• _EXCERPT TO READ_
+-------+
I think your selective reading here!

I said the EOS amps that I have are better than the Z series amps!

Those amps are entry level and cost 1/4 of the Z series amps!

What resume would you like? Must I list all the equipment I have owned in the last 20years? Or that I have never been beaten in a SQ comp? 

At the end of the day it isn't a dick measuring comp - it's about what is the best you can get for the $$$ your prepared to spend!

I have to LMAO when I read how passionate you guys are about a brand that used to be American and now it's Korean - the fact that you guys support a company that would rather employ Koreans than give jobs to Americans who actually need the work - all to make a higher profit at the end of the day!

With a cheaper product - to me that would make me think about where my loyalty is - at least I know my priorities and that is the best possible SQ - if that means a Chinese company makes it then so be it - until something else comes along that is an improvement to my ears - doesn't matter who makes it!

You should all be in line thanking me for giving you all a option on an alternative - if SQ is your game then why not? What do you have to lose? 

I once listened to the old importer of Zapco car - he had Iforce amps and the Zapco SQ speakers - I think they were the blue ones or red can't remember and he had 2 Atomic subs running of the OEM BMW radio with a line convertor - and I remember leaving his car thinking that was not bad at all! 

If I had to compare how I felt after both times I would honestly say that the Iforce setup sounded better!


----------



## Elektra

darrenforeal said:


> I had a stage 3 super billet 6. Great amp. Retails at something stupid like 5k. Amazing quality internals. I sold this to switch to the zapcos. And I feel that I did not down grade. Even when using a line driver with the tru, my z150.2s have a lower noise floor. Tonality for both were excellent in my install. Oh and also after installing the zapcos with a slight retune for the amp change, the car scored higher with the same meca judge that had heard it with the tru. I'm not saying the z150.2 is the best amp ever made, but the proof is in the pudding with the majority of the happy deaf consumers, competitors and judges.


Daren are you for real! You swopped a super billet 6 for a Zapco Z amp????

Dude how is your butt hole? Sore I would imagine - that is the stupidest thing I have read in a long time! 

LMAO!!!! Is an understatement of the century!!!
+-------+
• _GIVEN INFORMATION_
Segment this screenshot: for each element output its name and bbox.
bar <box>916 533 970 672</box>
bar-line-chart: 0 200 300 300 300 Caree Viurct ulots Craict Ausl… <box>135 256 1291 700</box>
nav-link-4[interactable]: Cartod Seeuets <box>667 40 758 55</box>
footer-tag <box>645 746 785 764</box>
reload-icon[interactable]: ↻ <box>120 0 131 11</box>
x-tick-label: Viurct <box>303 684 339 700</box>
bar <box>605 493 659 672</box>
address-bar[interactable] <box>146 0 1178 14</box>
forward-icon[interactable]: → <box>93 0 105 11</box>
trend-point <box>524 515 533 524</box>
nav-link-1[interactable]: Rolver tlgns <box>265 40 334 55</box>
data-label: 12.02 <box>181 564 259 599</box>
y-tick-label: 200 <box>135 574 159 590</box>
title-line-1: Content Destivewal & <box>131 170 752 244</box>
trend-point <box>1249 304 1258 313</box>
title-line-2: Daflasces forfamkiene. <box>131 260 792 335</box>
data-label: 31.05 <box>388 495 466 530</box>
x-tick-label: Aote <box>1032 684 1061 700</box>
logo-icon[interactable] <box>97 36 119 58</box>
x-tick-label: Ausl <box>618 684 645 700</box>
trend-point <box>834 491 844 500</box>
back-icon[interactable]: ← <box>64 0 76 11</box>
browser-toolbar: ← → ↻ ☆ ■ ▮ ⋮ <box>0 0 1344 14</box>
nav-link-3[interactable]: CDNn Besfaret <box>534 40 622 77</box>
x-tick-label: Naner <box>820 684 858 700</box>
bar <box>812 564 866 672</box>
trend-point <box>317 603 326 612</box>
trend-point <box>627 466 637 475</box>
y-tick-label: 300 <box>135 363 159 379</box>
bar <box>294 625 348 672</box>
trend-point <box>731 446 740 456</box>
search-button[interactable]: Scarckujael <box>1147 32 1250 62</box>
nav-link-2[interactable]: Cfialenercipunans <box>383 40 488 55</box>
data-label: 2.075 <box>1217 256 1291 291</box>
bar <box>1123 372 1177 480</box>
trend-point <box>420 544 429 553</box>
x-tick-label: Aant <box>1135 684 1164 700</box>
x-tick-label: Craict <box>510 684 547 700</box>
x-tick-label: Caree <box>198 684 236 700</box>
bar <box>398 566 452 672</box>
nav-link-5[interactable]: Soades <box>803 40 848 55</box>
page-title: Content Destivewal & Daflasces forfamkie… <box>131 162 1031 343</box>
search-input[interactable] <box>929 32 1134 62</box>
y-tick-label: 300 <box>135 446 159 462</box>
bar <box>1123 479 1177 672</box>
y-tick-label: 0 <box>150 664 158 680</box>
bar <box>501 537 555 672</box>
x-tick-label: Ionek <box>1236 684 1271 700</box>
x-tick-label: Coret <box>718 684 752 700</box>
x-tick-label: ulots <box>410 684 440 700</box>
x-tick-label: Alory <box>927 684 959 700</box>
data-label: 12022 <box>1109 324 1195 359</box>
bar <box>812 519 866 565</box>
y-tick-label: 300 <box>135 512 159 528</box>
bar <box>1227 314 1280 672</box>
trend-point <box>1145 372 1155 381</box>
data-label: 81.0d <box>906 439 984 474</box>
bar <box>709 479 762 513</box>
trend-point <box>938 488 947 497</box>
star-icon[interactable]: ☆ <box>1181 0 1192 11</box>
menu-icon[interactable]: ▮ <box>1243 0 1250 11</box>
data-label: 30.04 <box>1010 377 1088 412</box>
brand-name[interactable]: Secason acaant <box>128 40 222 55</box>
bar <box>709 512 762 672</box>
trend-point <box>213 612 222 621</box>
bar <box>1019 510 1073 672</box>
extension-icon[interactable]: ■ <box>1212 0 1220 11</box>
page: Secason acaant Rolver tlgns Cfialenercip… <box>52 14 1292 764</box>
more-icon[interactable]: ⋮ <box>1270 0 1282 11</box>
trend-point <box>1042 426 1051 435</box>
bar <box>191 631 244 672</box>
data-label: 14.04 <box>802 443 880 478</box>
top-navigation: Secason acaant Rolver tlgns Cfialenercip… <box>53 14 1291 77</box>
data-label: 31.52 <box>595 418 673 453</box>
+-------+
• _REQUIRED TASKS_
[1] In the car audio amplifier thread, what amp did darrenforeal sell in order to switch to the Zapcos?
[2] Pick up the car audio amplifier thread after its last post and write what comes next.

• _OUTPUTS FOR THE TASKS_
[1] A stage 3 super billet 6.

[2]
----------



## captainobvious

Richv72 said:


> They dont repair z220's or anything else from the mid 90's. My question is where do you get your information?. I actually talked to them about it. Dont worry though zed audio will fix it for a fee, because apparently zed can fix zapco amps, but zapco cant get parts for zapco amps anymore. That right there soured me on zapco and made me think very negatively about the company. When your main competitor from the beginning of car audio can fix your amps and you cant, then you are no longer respectable. Just box them up when they get off the ship from korea I guess, and dont bother wasting the time on a birthsheet because your customers arent worth it I guess.


I can understand your frustration with the repair thing for sure. I wanted to do the same with some old Arc amps and they weren't able to repair/refurbish them either. Here's the thing...these companies simply don't continue to produce and stock parts for amplifiers that are this old. It's not just a Zapco or Arc thing, that's pretty much common practice. Can you imagine the amount of warehouse space it would take to keep all of the tooling, molds and parts to properly repair/refurbish all of the equipment you've ever produced? 
I think it's reasonable to expect a company to provide these services for a certain post-life-cycle of a product. Beyond that, we have other industry resources for that.

As for the birthsheet thing...Personally I find it overrated and basically useless. What do you need a birthsheet for, really?


----------



## captainobvious

Elektra said:


> Daren are you for real! You swopped a super billet 6 for a Zapco Z amp????
> 
> Dude how is your butt hole? Sore I would imagine - that is the stupidest thing I have read in a long time!
> 
> LMAO!!!! Is an understatement of the century!!!



Imagine that...someone with ACTUAL owner experience with both units. You know, who has an *actual* base for comparison of the units and not just the pretty pictures and internet fluff. Then you criticize as though you were able to make that same comparison... Dope.

And he probably saved a boatload of cash in the process too. This is a game of diminishing returns. Do you get $3K more performance out of the amp? Think about it.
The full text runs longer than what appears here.